> [ZESTAW ZADAŃ]:
• A. Ile gniazd USB pojawiło się w nowym modelu według tekstu o Mitsubishi L200?
• B. Przepisz bez zmian tę część wpisów, która otwiera się wierszem zawierającym „activity-radio[interactable] <box>392 469”, a zamyka wierszem zawierającym „activity-option-label: Βάση δεδομένων”. Uwzględnij oba te wiersze.

------ FRAGMENT TEKSTU

40-letni staż na rynku i pięć generacji tworzą historię Mitsubishi L200, które w świecie pickupów nie tylko jest prawdziwym weteranem, ale też jednym z najbardziej docenionych modeli w swojej kategorii. Najnowsza, szósta odsłona przynosi spore zmiany. Co na plus, a co na minus?
Nowe Mitsubishi L200 zadebiutowało pod koniec 2018 roku, czyli 40 lat od premiery światowego pickupa tej marki. Jednak dopiero teraz trafia na polski rynek. Auto znane nie tylko z flot pojazdów użytkowych, ale także lubiane przez klientelę prywatną mocno się zmieniło. Wyglądem nawiązuje do najnowszych modeli, takich jak Eclipse Cross czy ASX, dzięki czemu stał się bardziej dynamiczny. Jednocześnie podwyższona o 40 mm linia maski czy wyżej zamocowane reflektory dają wyższy poziom, ale i poczucie bezpieczeństwa.
Choć konstrukcja nie jest nowa – bazuje na poprzedniej generacji – to została przez inżynierów Mitsubishi poprawiona w obszarach, które odpowiadają nie tylko za bezpieczeństwo, ale i komfort jazdy. Wymiary pozostają niezmienione poza długością, która zwiększyła się o 20 cm. Wynika to jednak z zastosowania nowych zderzaków, bo zarówno 3-metrowy rozstaw osi, jak i wymiary skrzyni ładunkowej (152 cm x 147 c x 47,5 cm) czy kabiny są takie same.
Nowe, wygodniejsze wnętrze
Wnętrze nowego L200 jest takie samo pod względem gabarytów, ale deska rozdzielcza trochę się zmieniła. Kokpit prezentuje się nieco nowocześniej i został wykonany z przyjemniejszych materiałów. W testowym aucie zainstalowano fabryczną stację multimedialną z kolorowym wyświetlaczem oraz możliwością zintegrowania ze smartfonem. System audio to skok o klasę wzwyż. Pojawiły się aż cztery gniazda USB.

------------
------ MATERIAŁ ŹRÓDŁOWY

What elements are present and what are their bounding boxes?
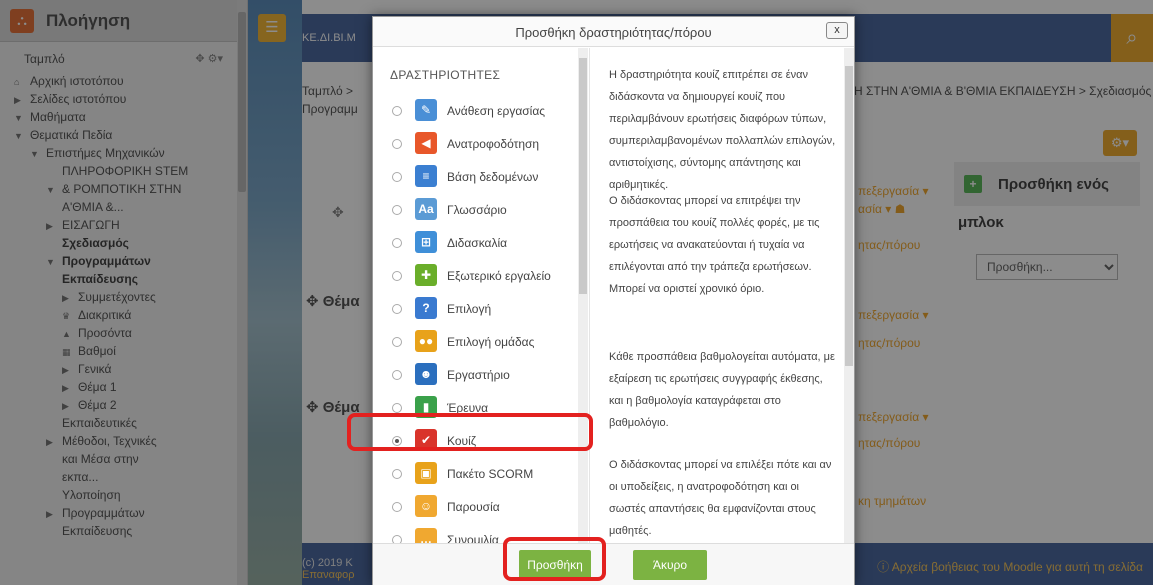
activity-radio[interactable] <box>392 469 402 479</box>
group-choice-icon: ●● <box>415 330 437 352</box>
dialog-footer: Προσθήκη Άκυρο <box>373 543 854 585</box>
activity-option-label: Βάση δεδομένων <box>447 170 539 184</box>
activity-option[interactable]: ✎ Ανάθεση εργασίας <box>373 94 578 126</box>
survey-icon: ▮ <box>415 396 437 418</box>
feedback-icon: ◀ <box>415 132 437 154</box>
workshop-icon: ☻ <box>415 363 437 385</box>
activity-radio[interactable] <box>392 535 402 543</box>
activity-radio[interactable] <box>392 403 402 413</box>
description-paragraph: Ο διδάσκοντας μπορεί να επιτρέψει την πρ… <box>609 195 820 295</box>
scorm-icon: ▣ <box>415 462 437 484</box>
activity-option-label: Γλωσσάριο <box>447 203 507 217</box>
dialog-header: Προσθήκη δραστηριότητας/πόρου x <box>373 17 854 47</box>
activity-option-label: Πακέτο SCORM <box>447 467 534 481</box>
activity-option[interactable]: ●● Επιλογή ομάδας <box>373 325 578 357</box>
description-scrollbar[interactable] <box>844 48 854 543</box>
external-tool-icon: ✚ <box>415 264 437 286</box>
activity-option[interactable]: ▣ Πακέτο SCORM <box>373 457 578 489</box>
activity-description: Η δραστηριότητα κουίζ επιτρέπει σε έναν … <box>589 48 854 543</box>
activity-option[interactable]: ▮ Έρευνα <box>373 391 578 423</box>
activity-list-scrollbar[interactable] <box>578 48 588 543</box>
activity-option-label: Ανάθεση εργασίας <box>447 104 546 118</box>
lesson-icon: ⊞ <box>415 231 437 253</box>
activity-option[interactable]: ◀ Ανατροφοδότηση <box>373 127 578 159</box>
activity-radio[interactable] <box>392 205 402 215</box>
activity-radio[interactable] <box>392 238 402 248</box>
activity-option[interactable]: ☺ Παρουσία <box>373 490 578 522</box>
description-paragraph: Ο διδάσκοντας μπορεί να επιλέξει πότε κα… <box>609 459 832 537</box>
activity-option[interactable]: ⊞ Διδασκαλία <box>373 226 578 258</box>
activity-option[interactable]: ? Επιλογή <box>373 292 578 324</box>
activity-option-label: Ανατροφοδότηση <box>447 137 540 151</box>
activity-option-label: Εργαστήριο <box>447 368 510 382</box>
activity-option-label: Παρουσία <box>447 500 500 514</box>
assignment-icon: ✎ <box>415 99 437 121</box>
chat-icon: … <box>415 528 437 543</box>
close-button[interactable]: x <box>826 22 848 39</box>
description-scrollbar-thumb[interactable] <box>845 66 853 366</box>
activity-option-label: Συνομιλία <box>447 533 499 543</box>
activity-list: ΔΡΑΣΤΗΡΙΟΤΗΤΕΣ ✎ Ανάθεση εργασίας ◀ Ανατροφ… <box>373 48 588 543</box>
activity-radio[interactable] <box>392 436 402 446</box>
activity-option-label: Επιλογή <box>447 302 492 316</box>
activity-option[interactable]: ✔ Κουίζ <box>373 424 578 456</box>
quiz-icon: ✔ <box>415 429 437 451</box>
activity-radio[interactable] <box>392 337 402 347</box>
activity-option[interactable]: ✚ Εξωτερικό εργαλείο <box>373 259 578 291</box>
choice-icon: ? <box>415 297 437 319</box>
activity-option[interactable]: ☻ Εργαστήριο <box>373 358 578 390</box>
attendance-icon: ☺ <box>415 495 437 517</box>
activity-radio[interactable] <box>392 139 402 149</box>
activity-radio[interactable] <box>392 271 402 281</box>
activity-option-label: Εξωτερικό εργαλείο <box>447 269 551 283</box>
database-icon: ≡ <box>415 165 437 187</box>
activity-radio[interactable] <box>392 502 402 512</box>
activities-heading: ΔΡΑΣΤΗΡΙΟΤΗΤΕΣ <box>390 68 501 82</box>
activity-option[interactable]: ≡ Βάση δεδομένων <box>373 160 578 192</box>
description-paragraph: Κάθε προσπάθεια βαθμολογείται αυτόματα, … <box>609 351 835 429</box>
activity-radio[interactable] <box>392 304 402 314</box>
activity-list-scrollbar-thumb[interactable] <box>579 58 587 294</box>
activity-option[interactable]: … Συνομιλία <box>373 523 578 543</box>
activity-option-label: Επιλογή ομάδας <box>447 335 535 349</box>
glossary-icon: Aa <box>415 198 437 220</box>
add-button[interactable]: Προσθήκη <box>519 550 591 580</box>
activity-option-label: Έρευνα <box>447 401 489 415</box>
activity-radio[interactable] <box>392 172 402 182</box>
activity-option[interactable]: Aa Γλωσσάριο <box>373 193 578 225</box>
dialog-title: Προσθήκη δραστηριότητας/πόρου <box>515 25 712 40</box>
activity-radio[interactable] <box>392 106 402 116</box>
cancel-button[interactable]: Άκυρο <box>633 550 707 580</box>
activity-option-label: Διδασκαλία <box>447 236 508 250</box>
activity-radio[interactable] <box>392 370 402 380</box>
description-paragraph: Η δραστηριότητα κουίζ επιτρέπει σε έναν … <box>609 69 836 191</box>
activity-option-label: Κουίζ <box>447 434 477 448</box>
add-activity-dialog: Προσθήκη δραστηριότητας/πόρου x ΔΡΑΣΤΗΡΙ… <box>372 16 855 585</box>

------------

> [ODPOWIEDZI DO ZADAŃ]:
• A. Cztery.

• B.
activity-radio[interactable] <box>392 469 402 479</box>
group-choice-icon: ●● <box>415 330 437 352</box>
dialog-footer: Προσθήκη Άκυρο <box>373 543 854 585</box>
activity-option-label: Βάση δεδομένων <box>447 170 539 184</box>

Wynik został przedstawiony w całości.